#### DIRECTIONS FOR THIS TASK:
Quote all entries exactly, leaving pictures aside.

#### DATA LISTING:
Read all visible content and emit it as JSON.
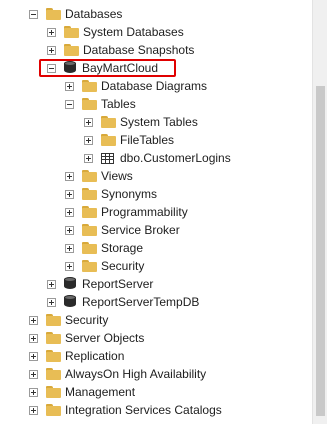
{
  "tree": {
    "items": [
      {
        "id": "databases",
        "label": "Databases",
        "indent": 1,
        "expander": "minus",
        "icon": "folder"
      },
      {
        "id": "system-databases",
        "label": "System Databases",
        "indent": 2,
        "expander": "plus",
        "icon": "folder"
      },
      {
        "id": "database-snapshots",
        "label": "Database Snapshots",
        "indent": 2,
        "expander": "plus",
        "icon": "folder"
      },
      {
        "id": "baymartcloud",
        "label": "BayMartCloud",
        "indent": 2,
        "expander": "minus",
        "icon": "database"
      },
      {
        "id": "database-diagrams",
        "label": "Database Diagrams",
        "indent": 3,
        "expander": "plus",
        "icon": "folder"
      },
      {
        "id": "tables",
        "label": "Tables",
        "indent": 3,
        "expander": "minus",
        "icon": "folder"
      },
      {
        "id": "system-tables",
        "label": "System Tables",
        "indent": 4,
        "expander": "plus",
        "icon": "folder"
      },
      {
        "id": "filetables",
        "label": "FileTables",
        "indent": 4,
        "expander": "plus",
        "icon": "folder"
      },
      {
        "id": "dbo-customerlogins",
        "label": "dbo.CustomerLogins",
        "indent": 4,
        "expander": "plus",
        "icon": "table"
      },
      {
        "id": "views",
        "label": "Views",
        "indent": 3,
        "expander": "plus",
        "icon": "folder"
      },
      {
        "id": "synonyms",
        "label": "Synonyms",
        "indent": 3,
        "expander": "plus",
        "icon": "folder"
      },
      {
        "id": "programmability",
        "label": "Programmability",
        "indent": 3,
        "expander": "plus",
        "icon": "folder"
      },
      {
        "id": "service-broker",
        "label": "Service Broker",
        "indent": 3,
        "expander": "plus",
        "icon": "folder"
      },
      {
        "id": "storage",
        "label": "Storage",
        "indent": 3,
        "expander": "plus",
        "icon": "folder"
      },
      {
        "id": "db-security",
        "label": "Security",
        "indent": 3,
        "expander": "plus",
        "icon": "folder"
      },
      {
        "id": "reportserver",
        "label": "ReportServer",
        "indent": 2,
        "expander": "plus",
        "icon": "database"
      },
      {
        "id": "reportservertempdb",
        "label": "ReportServerTempDB",
        "indent": 2,
        "expander": "plus",
        "icon": "database"
      },
      {
        "id": "security",
        "label": "Security",
        "indent": 1,
        "expander": "plus",
        "icon": "folder"
      },
      {
        "id": "server-objects",
        "label": "Server Objects",
        "indent": 1,
        "expander": "plus",
        "icon": "folder"
      },
      {
        "id": "replication",
        "label": "Replication",
        "indent": 1,
        "expander": "plus",
        "icon": "folder"
      },
      {
        "id": "alwayson",
        "label": "AlwaysOn High Availability",
        "indent": 1,
        "expander": "plus",
        "icon": "folder"
      },
      {
        "id": "management",
        "label": "Management",
        "indent": 1,
        "expander": "plus",
        "icon": "folder"
      },
      {
        "id": "integration-services",
        "label": "Integration Services Catalogs",
        "indent": 1,
        "expander": "plus",
        "icon": "folder"
      }
    ]
  },
  "colors": {
    "highlight_border": "#e00000",
    "folder": "#e8bd55"
  }
}
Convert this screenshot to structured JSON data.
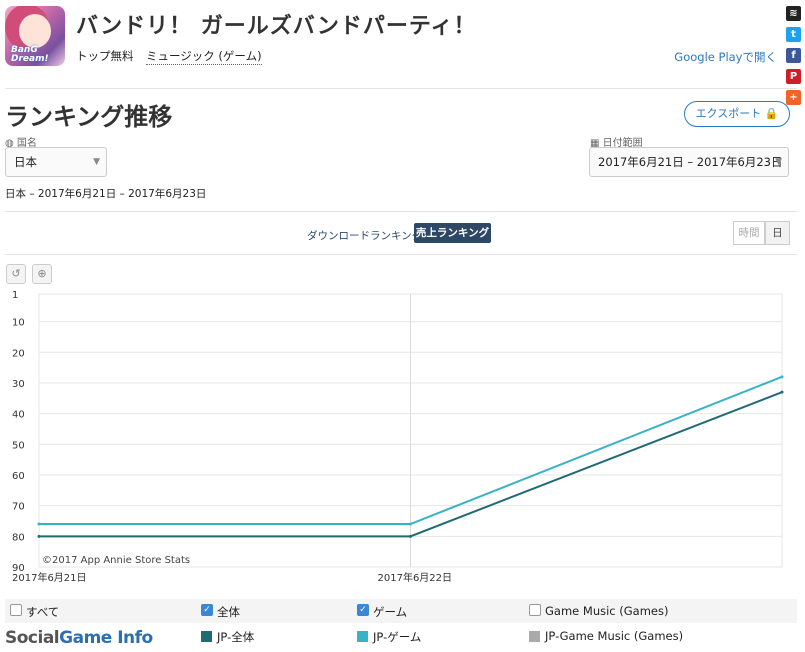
{
  "app": {
    "title": "バンドリ！ ガールズバンドパーティ！",
    "category_rank": "トップ無料",
    "genre": "ミュージック (ゲーム)",
    "store_link": "Google Playで開く",
    "icon_text": "BanG Dream!"
  },
  "share": [
    {
      "icon": "buffer-icon",
      "color": "#222222",
      "glyph": "≋"
    },
    {
      "icon": "twitter-icon",
      "color": "#1da1f2",
      "glyph": "t"
    },
    {
      "icon": "facebook-icon",
      "color": "#3b5998",
      "glyph": "f"
    },
    {
      "icon": "pinterest-icon",
      "color": "#cb2027",
      "glyph": "P"
    },
    {
      "icon": "plus-icon",
      "color": "#f0642a",
      "glyph": "+"
    }
  ],
  "page": {
    "title": "ランキング推移",
    "export_label": "エクスポート 🔒",
    "country_label": "国名",
    "country_value": "日本",
    "date_label": "日付範囲",
    "date_value": "2017年6月21日 – 2017年6月23日",
    "summary": "日本 – 2017年6月21日 – 2017年6月23日"
  },
  "tabs": {
    "downloads": "ダウンロードランキング",
    "revenue": "売上ランキング",
    "hourly": "時間",
    "daily": "日"
  },
  "toolbar": {
    "reset_glyph": "↺",
    "zoom_glyph": "⊕"
  },
  "colors": {
    "overall": "#1f6b73",
    "game": "#36b3c5",
    "game_music": "#aaaaaa",
    "accent": "#2b79c2"
  },
  "chart_data": {
    "type": "line",
    "x": [
      "2017-06-21",
      "2017-06-22",
      "2017-06-23"
    ],
    "x_tick_labels": [
      "2017年6月21日",
      "2017年6月22日"
    ],
    "y_ticks": [
      1,
      10,
      20,
      30,
      40,
      50,
      60,
      70,
      80,
      90
    ],
    "ylim": [
      1,
      90
    ],
    "y_inverted": true,
    "grid": true,
    "series": [
      {
        "name": "JP-全体",
        "color": "#1f6b73",
        "values": [
          80,
          80,
          33
        ]
      },
      {
        "name": "JP-ゲーム",
        "color": "#36b3c5",
        "values": [
          76,
          76,
          28
        ]
      }
    ],
    "credit": "©2017 App Annie Store Stats"
  },
  "legend": {
    "checks": [
      {
        "label": "すべて",
        "checked": false
      },
      {
        "label": "全体",
        "checked": true
      },
      {
        "label": "ゲーム",
        "checked": true
      },
      {
        "label": "Game Music (Games)",
        "checked": false
      }
    ],
    "series": [
      {
        "label": "JP-全体",
        "color": "#1f6b73"
      },
      {
        "label": "JP-ゲーム",
        "color": "#36b3c5"
      },
      {
        "label": "JP-Game Music (Games)",
        "color": "#aaaaaa"
      }
    ]
  },
  "watermark": {
    "part1": "Social",
    "part2": "Game Info"
  }
}
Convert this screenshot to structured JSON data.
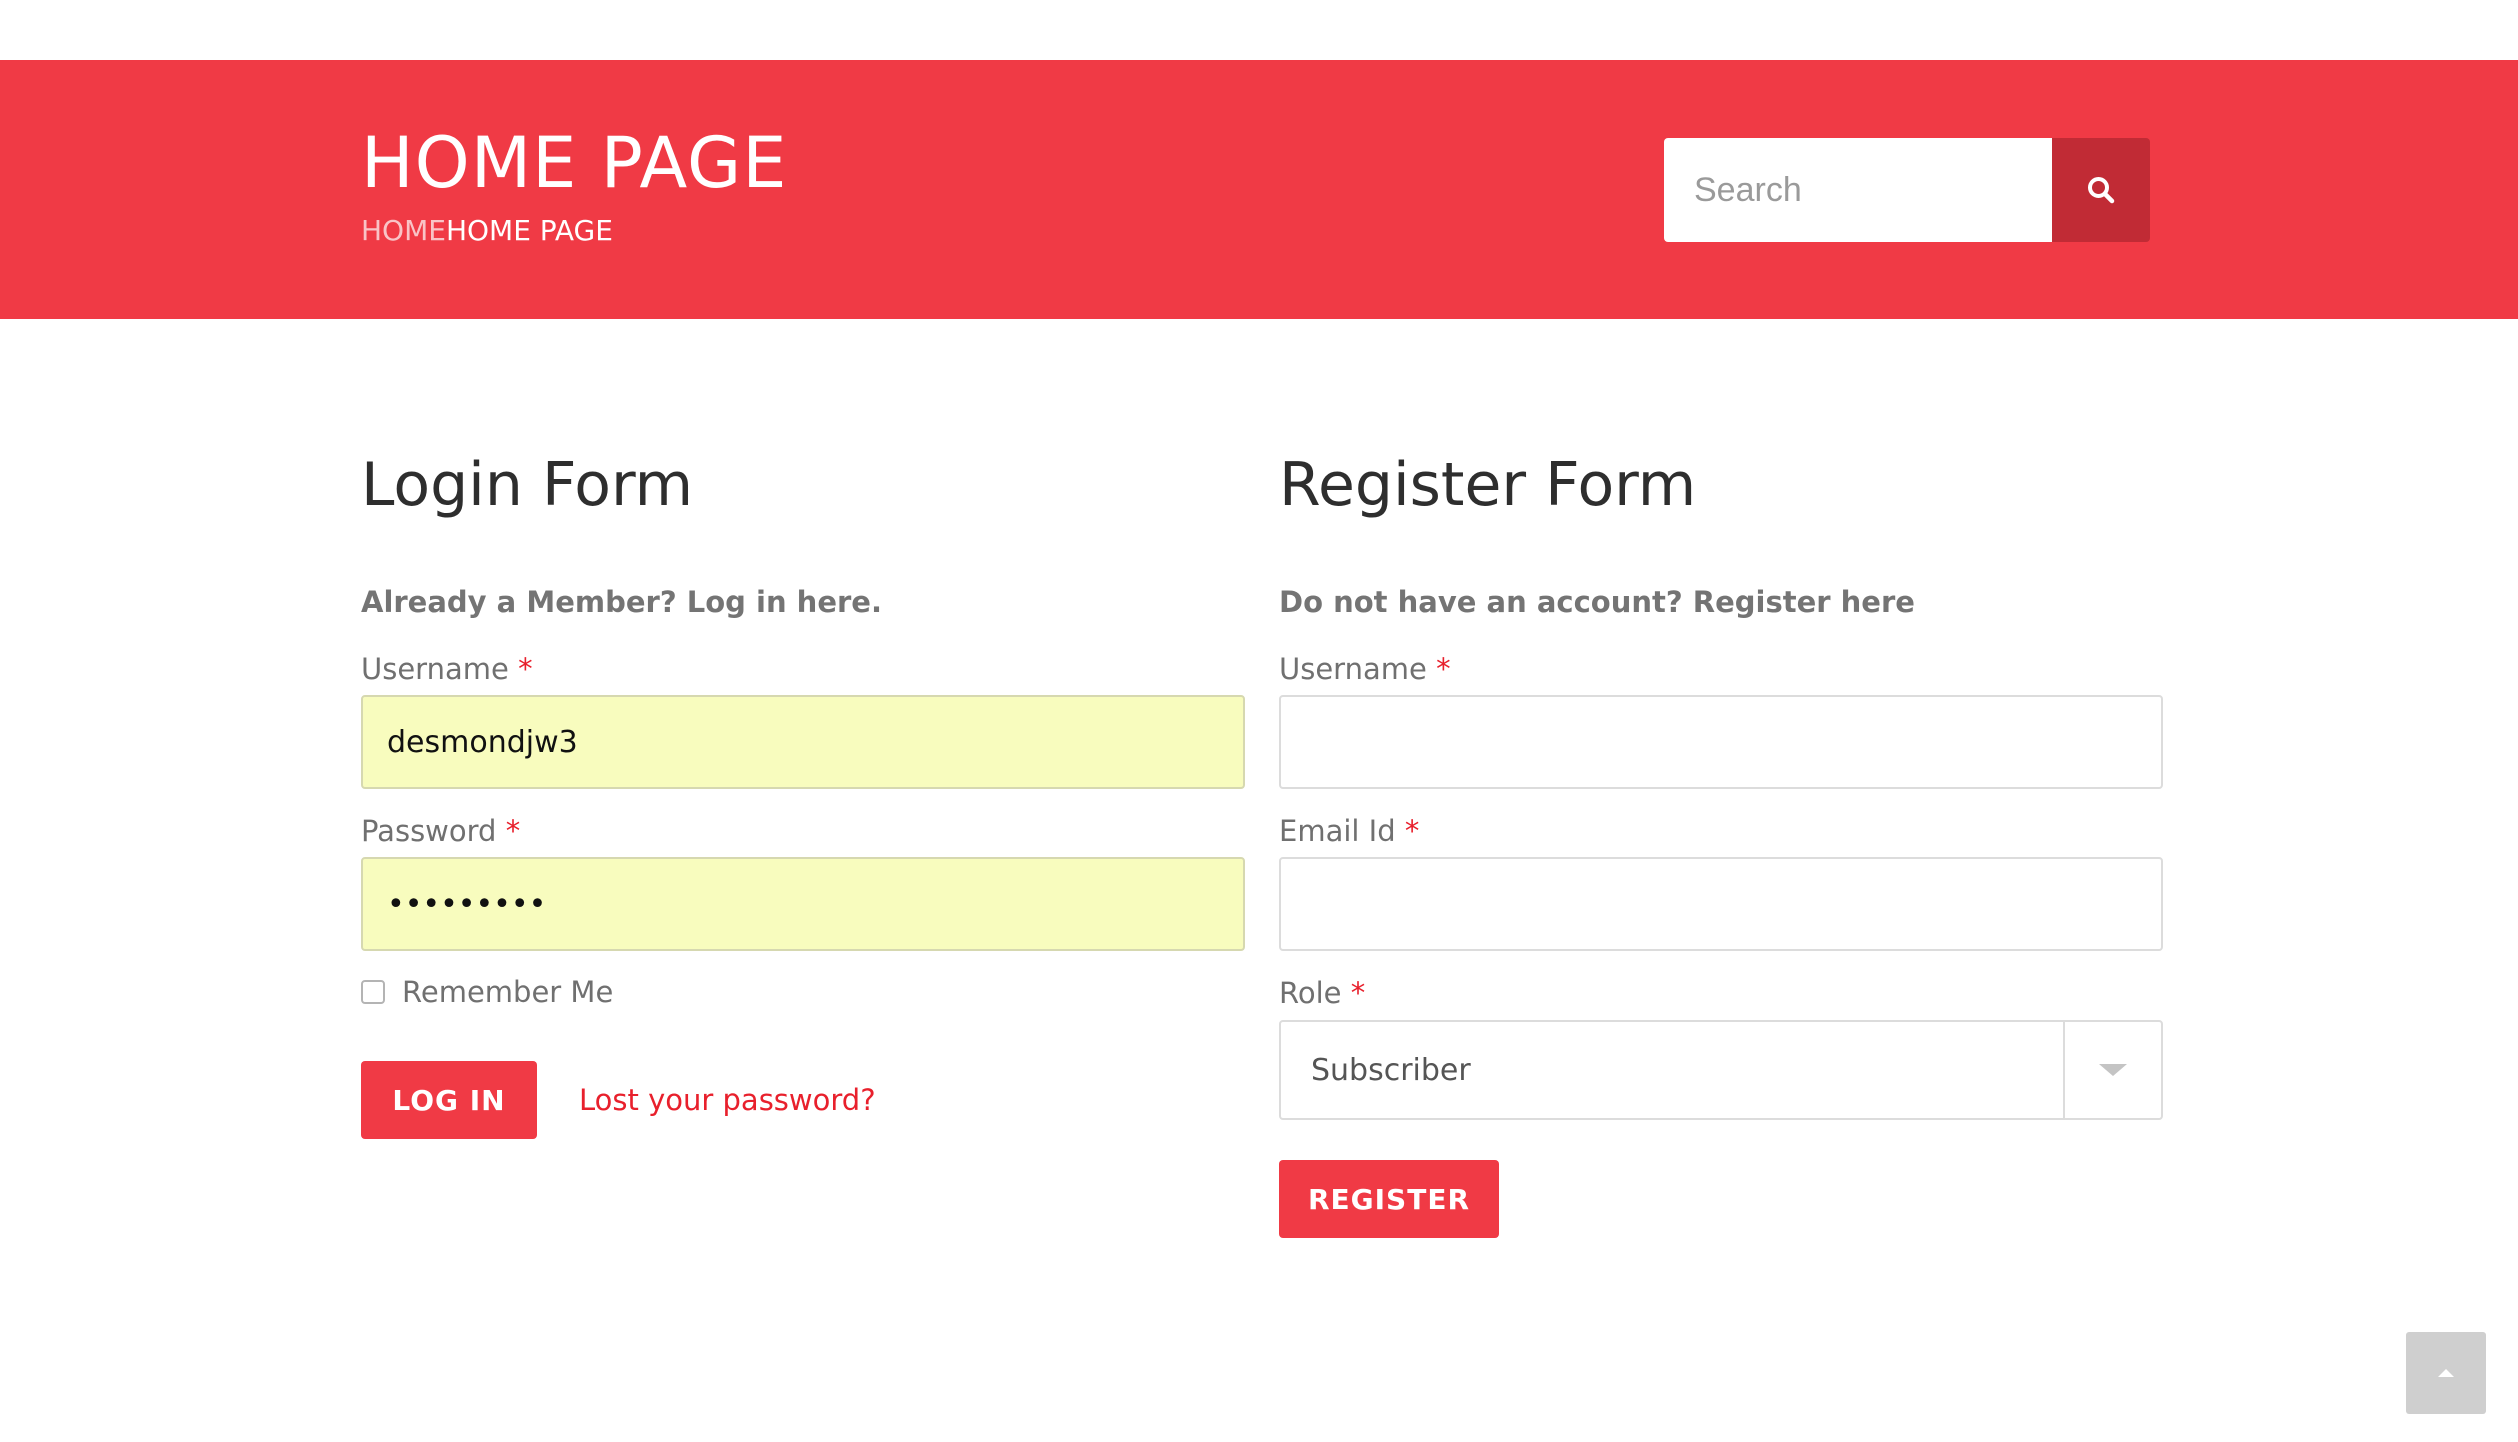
{
  "header": {
    "title": "HOME PAGE",
    "breadcrumb": {
      "home": "HOME",
      "current": "HOME PAGE"
    },
    "search": {
      "placeholder": "Search",
      "icon": "search-icon"
    }
  },
  "login": {
    "title": "Login Form",
    "intro": "Already a Member? Log in here.",
    "username_label": "Username",
    "username_value": "desmondjw3",
    "password_label": "Password",
    "password_value": "•••••••••",
    "required_mark": "*",
    "remember_label": "Remember Me",
    "remember_checked": false,
    "submit_label": "LOG IN",
    "lost_password_link": "Lost your password?"
  },
  "register": {
    "title": "Register Form",
    "intro": "Do not have an account? Register here",
    "username_label": "Username",
    "username_value": "",
    "email_label": "Email Id",
    "email_value": "",
    "role_label": "Role",
    "role_value": "Subscriber",
    "required_mark": "*",
    "submit_label": "REGISTER"
  },
  "colors": {
    "accent": "#f03a45",
    "accent_dark": "#c12b35",
    "autofill": "#f8fcbe"
  },
  "scroll_top": {
    "icon": "chevron-up-icon"
  }
}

#### COMPLETED TASK:
Read all visible content and emit it as JSON.
{
  "tree": {
    "items": [
      {
        "id": "databases",
        "label": "Databases",
        "indent": 1,
        "expander": "minus",
        "icon": "folder"
      },
      {
        "id": "system-databases",
        "label": "System Databases",
        "indent": 2,
        "expander": "plus",
        "icon": "folder"
      },
      {
        "id": "database-snapshots",
        "label": "Database Snapshots",
        "indent": 2,
        "expander": "plus",
        "icon": "folder"
      },
      {
        "id": "baymartcloud",
        "label": "BayMartCloud",
        "indent": 2,
        "expander": "minus",
        "icon": "database"
      },
      {
        "id": "database-diagrams",
        "label": "Database Diagrams",
        "indent": 3,
        "expander": "plus",
        "icon": "folder"
      },
      {
        "id": "tables",
        "label": "Tables",
        "indent": 3,
        "expander": "minus",
        "icon": "folder"
      },
      {
        "id": "system-tables",
        "label": "System Tables",
        "indent": 4,
        "expander": "plus",
        "icon": "folder"
      },
      {
        "id": "filetables",
        "label": "FileTables",
        "indent": 4,
        "expander": "plus",
        "icon": "folder"
      },
      {
        "id": "dbo-customerlogins",
        "label": "dbo.CustomerLogins",
        "indent": 4,
        "expander": "plus",
        "icon": "table"
      },
      {
        "id": "views",
        "label": "Views",
        "indent": 3,
        "expander": "plus",
        "icon": "folder"
      },
      {
        "id": "synonyms",
        "label": "Synonyms",
        "indent": 3,
        "expander": "plus",
        "icon": "folder"
      },
      {
        "id": "programmability",
        "label": "Programmability",
        "indent": 3,
        "expander": "plus",
        "icon": "folder"
      },
      {
        "id": "service-broker",
        "label": "Service Broker",
        "indent": 3,
        "expander": "plus",
        "icon": "folder"
      },
      {
        "id": "storage",
        "label": "Storage",
        "indent": 3,
        "expander": "plus",
        "icon": "folder"
      },
      {
        "id": "db-security",
        "label": "Security",
        "indent": 3,
        "expander": "plus",
        "icon": "folder"
      },
      {
        "id": "reportserver",
        "label": "ReportServer",
        "indent": 2,
        "expander": "plus",
        "icon": "database"
      },
      {
        "id": "reportservertempdb",
        "label": "ReportServerTempDB",
        "indent": 2,
        "expander": "plus",
        "icon": "database"
      },
      {
        "id": "security",
        "label": "Security",
        "indent": 1,
        "expander": "plus",
        "icon": "folder"
      },
      {
        "id": "server-objects",
        "label": "Server Objects",
        "indent": 1,
        "expander": "plus",
        "icon": "folder"
      },
      {
        "id": "replication",
        "label": "Replication",
        "indent": 1,
        "expander": "plus",
        "icon": "folder"
      },
      {
        "id": "alwayson",
        "label": "AlwaysOn High Availability",
        "indent": 1,
        "expander": "plus",
        "icon": "folder"
      },
      {
        "id": "management",
        "label": "Management",
        "indent": 1,
        "expander": "plus",
        "icon": "folder"
      },
      {
        "id": "integration-services",
        "label": "Integration Services Catalogs",
        "indent": 1,
        "expander": "plus",
        "icon": "folder"
      }
    ]
  },
  "colors": {
    "highlight_border": "#e00000",
    "folder": "#e8bd55"
  }
}
Convert this screenshot to structured JSON data.
{
  "app": {
    "title": "バンドリ！ ガールズバンドパーティ！",
    "category_rank": "トップ無料",
    "genre": "ミュージック (ゲーム)",
    "store_link": "Google Playで開く",
    "icon_text": "BanG Dream!"
  },
  "share": [
    {
      "icon": "buffer-icon",
      "color": "#222222",
      "glyph": "≋"
    },
    {
      "icon": "twitter-icon",
      "color": "#1da1f2",
      "glyph": "t"
    },
    {
      "icon": "facebook-icon",
      "color": "#3b5998",
      "glyph": "f"
    },
    {
      "icon": "pinterest-icon",
      "color": "#cb2027",
      "glyph": "P"
    },
    {
      "icon": "plus-icon",
      "color": "#f0642a",
      "glyph": "+"
    }
  ],
  "page": {
    "title": "ランキング推移",
    "export_label": "エクスポート 🔒",
    "country_label": "国名",
    "country_value": "日本",
    "date_label": "日付範囲",
    "date_value": "2017年6月21日 – 2017年6月23日",
    "summary": "日本 – 2017年6月21日 – 2017年6月23日"
  },
  "tabs": {
    "downloads": "ダウンロードランキング",
    "revenue": "売上ランキング",
    "hourly": "時間",
    "daily": "日"
  },
  "toolbar": {
    "reset_glyph": "↺",
    "zoom_glyph": "⊕"
  },
  "colors": {
    "overall": "#1f6b73",
    "game": "#36b3c5",
    "game_music": "#aaaaaa",
    "accent": "#2b79c2"
  },
  "chart_data": {
    "type": "line",
    "x": [
      "2017-06-21",
      "2017-06-22",
      "2017-06-23"
    ],
    "x_tick_labels": [
      "2017年6月21日",
      "2017年6月22日"
    ],
    "y_ticks": [
      1,
      10,
      20,
      30,
      40,
      50,
      60,
      70,
      80,
      90
    ],
    "ylim": [
      1,
      90
    ],
    "y_inverted": true,
    "grid": true,
    "series": [
      {
        "name": "JP-全体",
        "color": "#1f6b73",
        "values": [
          80,
          80,
          33
        ]
      },
      {
        "name": "JP-ゲーム",
        "color": "#36b3c5",
        "values": [
          76,
          76,
          28
        ]
      }
    ],
    "credit": "©2017 App Annie Store Stats"
  },
  "legend": {
    "checks": [
      {
        "label": "すべて",
        "checked": false
      },
      {
        "label": "全体",
        "checked": true
      },
      {
        "label": "ゲーム",
        "checked": true
      },
      {
        "label": "Game Music (Games)",
        "checked": false
      }
    ],
    "series": [
      {
        "label": "JP-全体",
        "color": "#1f6b73"
      },
      {
        "label": "JP-ゲーム",
        "color": "#36b3c5"
      },
      {
        "label": "JP-Game Music (Games)",
        "color": "#aaaaaa"
      }
    ]
  },
  "watermark": {
    "part1": "Social",
    "part2": "Game Info"
  }
}
Convert this screenshot to structured JSON data.
{
  "header": {
    "title": "HOME PAGE",
    "breadcrumb": {
      "home": "HOME",
      "current": "HOME PAGE"
    },
    "search": {
      "placeholder": "Search",
      "icon": "search-icon"
    }
  },
  "login": {
    "title": "Login Form",
    "intro": "Already a Member? Log in here.",
    "username_label": "Username",
    "username_value": "desmondjw3",
    "password_label": "Password",
    "password_value": "•••••••••",
    "required_mark": "*",
    "remember_label": "Remember Me",
    "remember_checked": false,
    "submit_label": "LOG IN",
    "lost_password_link": "Lost your password?"
  },
  "register": {
    "title": "Register Form",
    "intro": "Do not have an account? Register here",
    "username_label": "Username",
    "username_value": "",
    "email_label": "Email Id",
    "email_value": "",
    "role_label": "Role",
    "role_value": "Subscriber",
    "required_mark": "*",
    "submit_label": "REGISTER"
  },
  "colors": {
    "accent": "#f03a45",
    "accent_dark": "#c12b35",
    "autofill": "#f8fcbe"
  },
  "scroll_top": {
    "icon": "chevron-up-icon"
  }
}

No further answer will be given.